▶ Instructions for the task: Search the material for the string "DECO", then return every line where it is found.

───── Material for the task

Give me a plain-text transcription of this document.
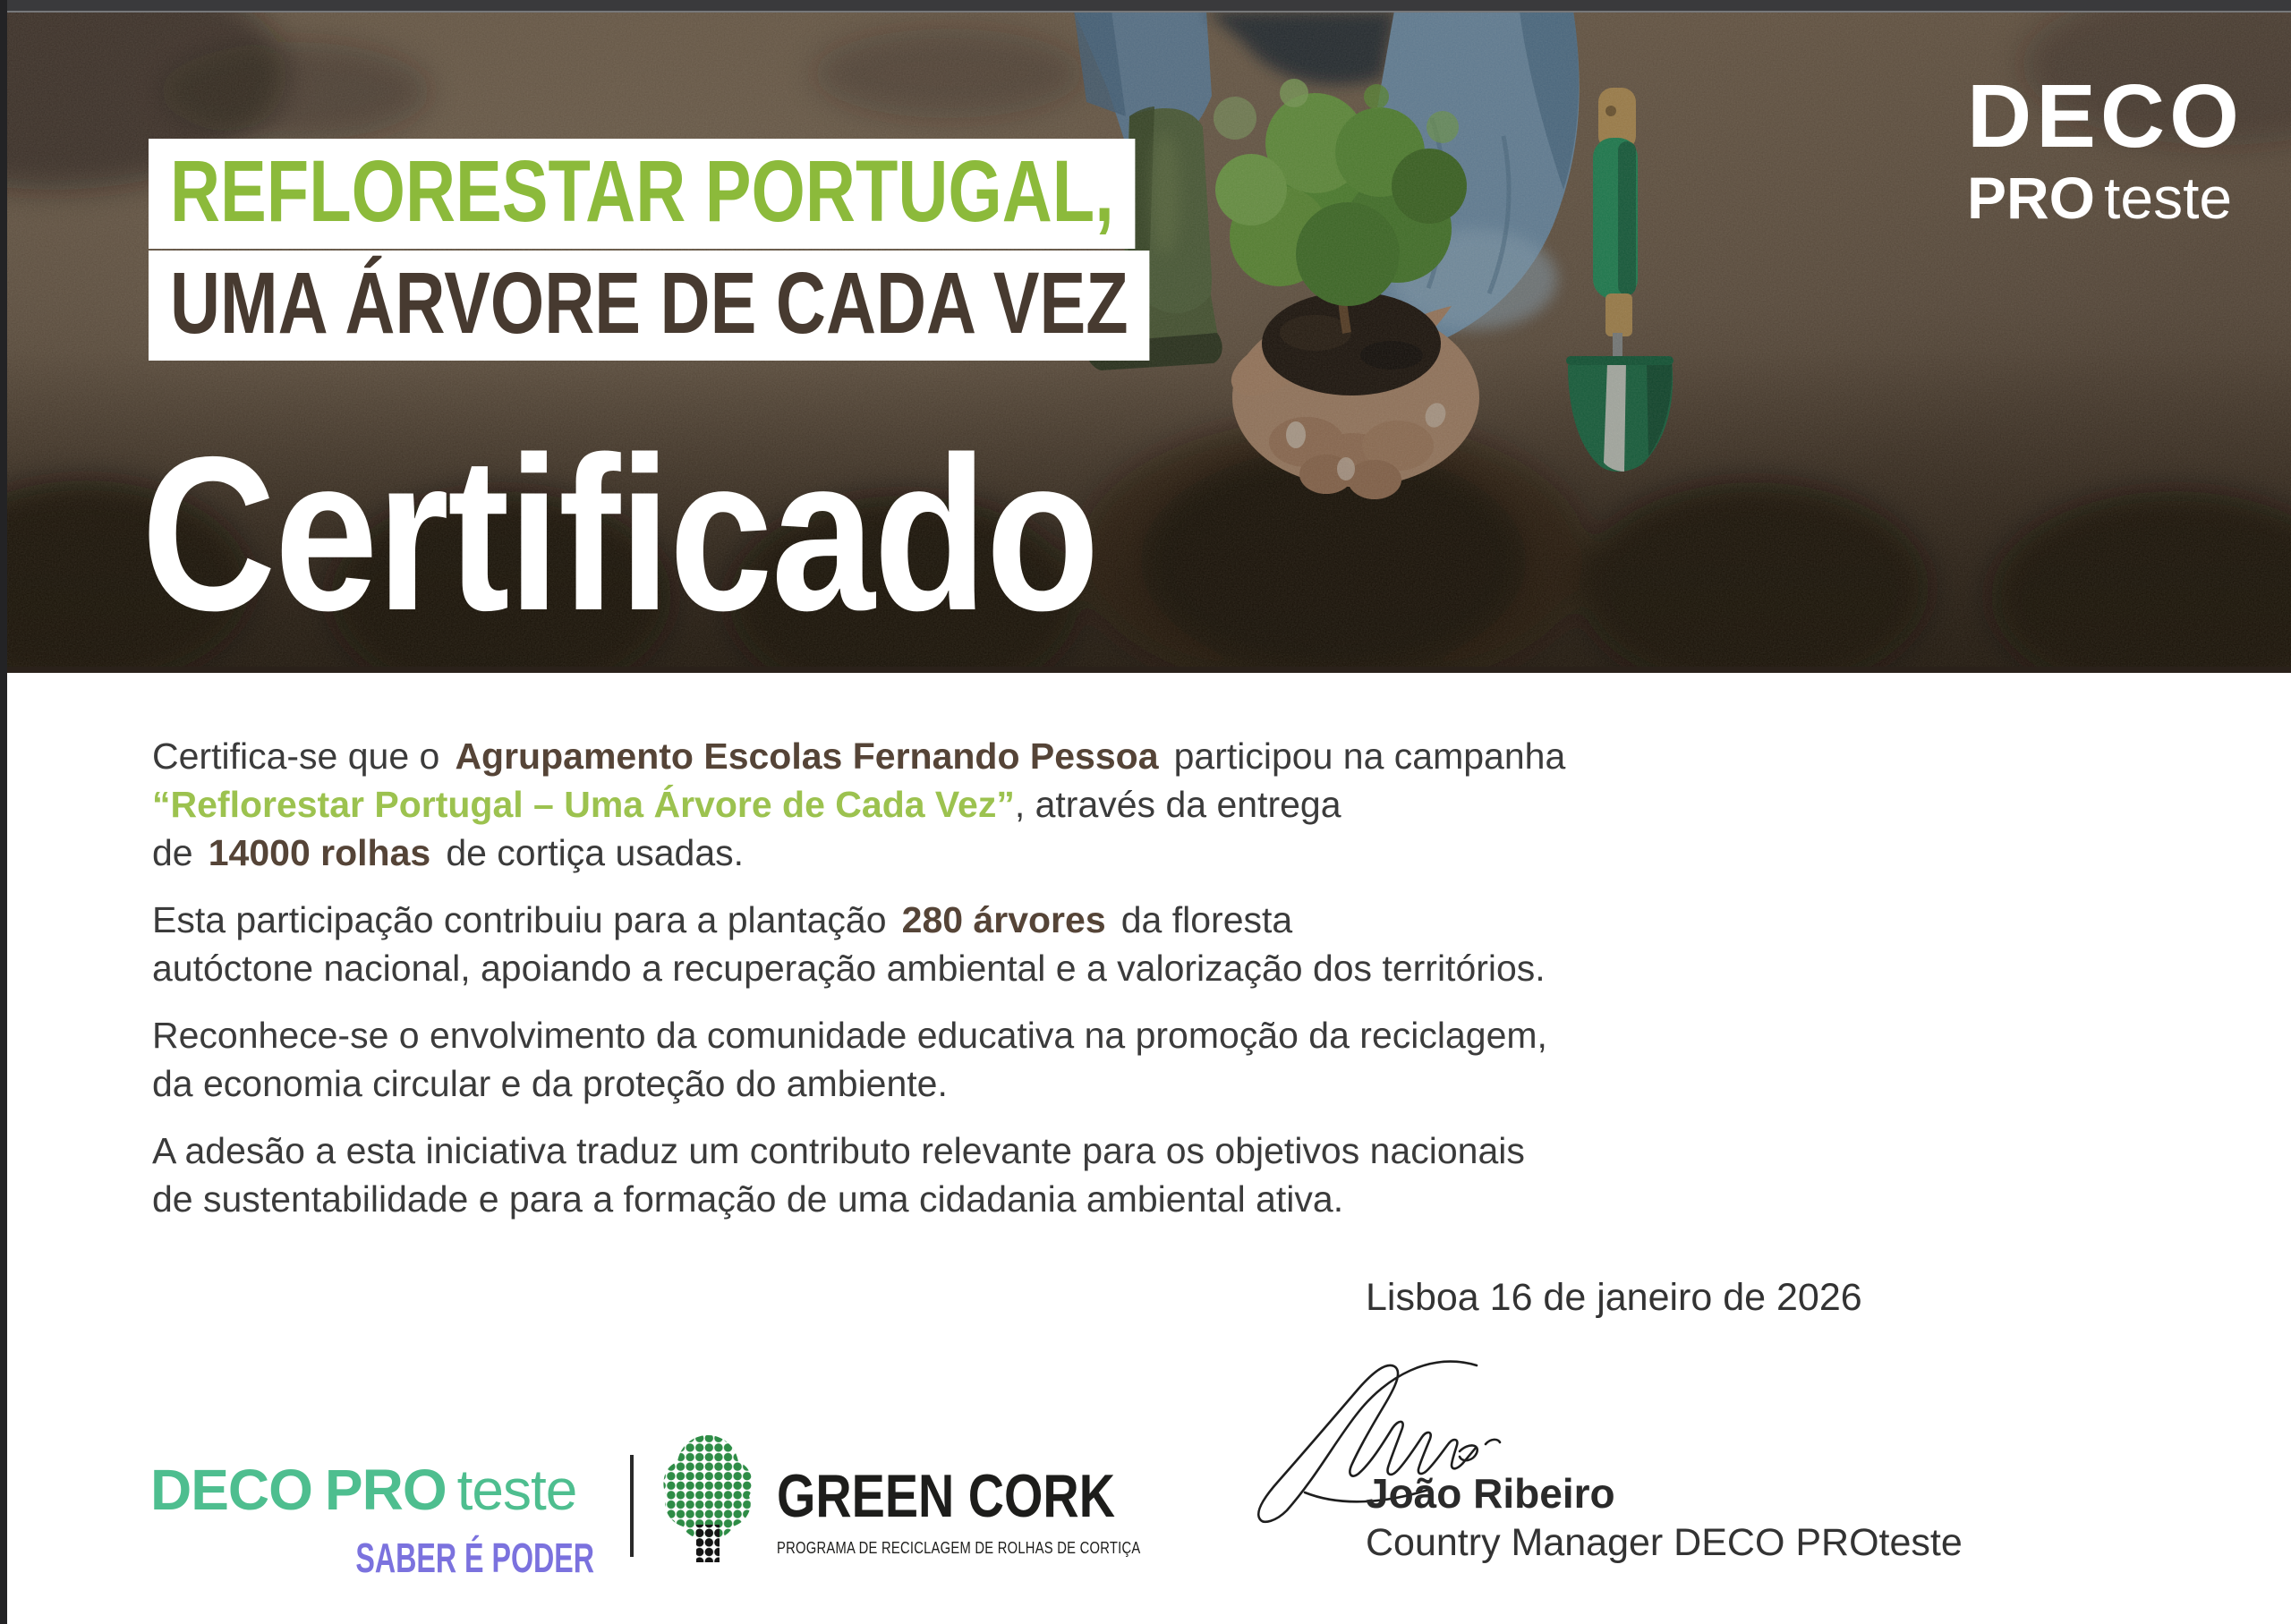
REFLORESTAR PORTUGAL,
UMA ÁRVORE DE CADA VEZ
Certificado
DECO
PRO teste

Certifica-se que o Agrupamento Escolas Fernando Pessoa participou na campanha
“Reflorestar Portugal – Uma Árvore de Cada Vez”, através da entrega
de 14000 rolhas de cortiça usadas.

Esta participação contribuiu para a plantação 280 árvores da floresta
autóctone nacional, apoiando a recuperação ambiental e a valorização dos territórios.

Reconhece-se o envolvimento da comunidade educativa na promoção da reciclagem,
da economia circular e da proteção do ambiente.

A adesão a esta iniciativa traduz um contributo relevante para os objetivos nacionais
de sustentabilidade e para a formação de uma cidadania ambiental ativa.

Lisboa 16 de janeiro de 2026
João Ribeiro
Country Manager DECO PROteste
DECO PRO teste
SABER É PODER
GREEN CORK
PROGRAMA DE RECICLAGEM DE ROLHAS DE CORTIÇA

──────────

▶ Completed task:
DECO
Country Manager DECO PROteste
DECO PRO teste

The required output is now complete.